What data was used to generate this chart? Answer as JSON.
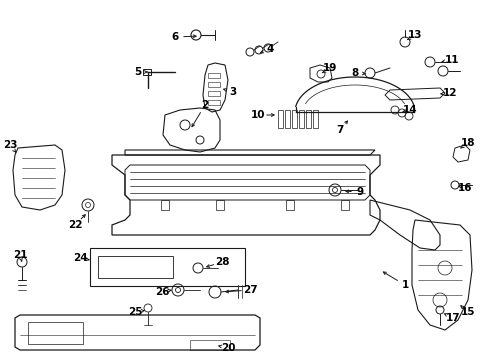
{
  "background": "#ffffff",
  "line_color": "#1a1a1a",
  "text_color": "#000000",
  "fig_width": 4.89,
  "fig_height": 3.6,
  "dpi": 100
}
┄┄┄┄┄┄┄┄┄┄┄┄┄┄┄┄┄┄┄┄
Given instruction.
Each record must be quoted in full and exactly. Do not include the pictures.

Exercise response.
What data was used to generate this chart? Answer as JSON.
{
  "background": "#ffffff",
  "line_color": "#1a1a1a",
  "text_color": "#000000",
  "fig_width": 4.89,
  "fig_height": 3.6,
  "dpi": 100
}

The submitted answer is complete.